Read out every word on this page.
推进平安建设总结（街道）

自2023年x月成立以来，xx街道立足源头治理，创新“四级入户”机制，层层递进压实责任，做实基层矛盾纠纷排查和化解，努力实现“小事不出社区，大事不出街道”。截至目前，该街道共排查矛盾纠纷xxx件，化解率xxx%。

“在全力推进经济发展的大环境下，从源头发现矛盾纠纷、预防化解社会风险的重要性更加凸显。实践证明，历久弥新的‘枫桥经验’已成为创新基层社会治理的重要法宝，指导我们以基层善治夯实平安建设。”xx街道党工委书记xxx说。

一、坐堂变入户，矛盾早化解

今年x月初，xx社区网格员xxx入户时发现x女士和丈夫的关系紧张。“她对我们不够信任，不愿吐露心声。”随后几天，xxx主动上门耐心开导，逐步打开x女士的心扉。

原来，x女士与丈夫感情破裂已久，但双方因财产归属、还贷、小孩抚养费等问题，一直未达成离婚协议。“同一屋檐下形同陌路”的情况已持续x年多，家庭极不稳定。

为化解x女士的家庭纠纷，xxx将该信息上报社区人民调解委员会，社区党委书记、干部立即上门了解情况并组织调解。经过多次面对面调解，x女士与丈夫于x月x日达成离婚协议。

Written task: Output the data above exactly, please, line for line.

Response below:
Read out every word on this page.
推进平安建设总结（街道）

自2023年x月成立以来，xx街道立足源头治理，创新“四级入户”机制，层层递进压实责任，做实基层矛盾纠纷排查和化解，努力实现“小事不出社区，大事不出街道”。截至目前，该街道共排查矛盾纠纷xxx件，化解率xxx%。

“在全力推进经济发展的大环境下，从源头发现矛盾纠纷、预防化解社会风险的重要性更加凸显。实践证明，历久弥新的‘枫桥经验’已成为创新基层社会治理的重要法宝，指导我们以基层善治夯实平安建设。”xx街道党工委书记xxx说。

一、坐堂变入户，矛盾早化解

今年x月初，xx社区网格员xxx入户时发现x女士和丈夫的关系紧张。“她对我们不够信任，不愿吐露心声。”随后几天，xxx主动上门耐心开导，逐步打开x女士的心扉。

原来，x女士与丈夫感情破裂已久，但双方因财产归属、还贷、小孩抚养费等问题，一直未达成离婚协议。“同一屋檐下形同陌路”的情况已持续x年多，家庭极不稳定。

为化解x女士的家庭纠纷，xxx将该信息上报社区人民调解委员会，社区党委书记、干部立即上门了解情况并组织调解。经过多次面对面调解，x女士与丈夫于x月x日达成离婚协议。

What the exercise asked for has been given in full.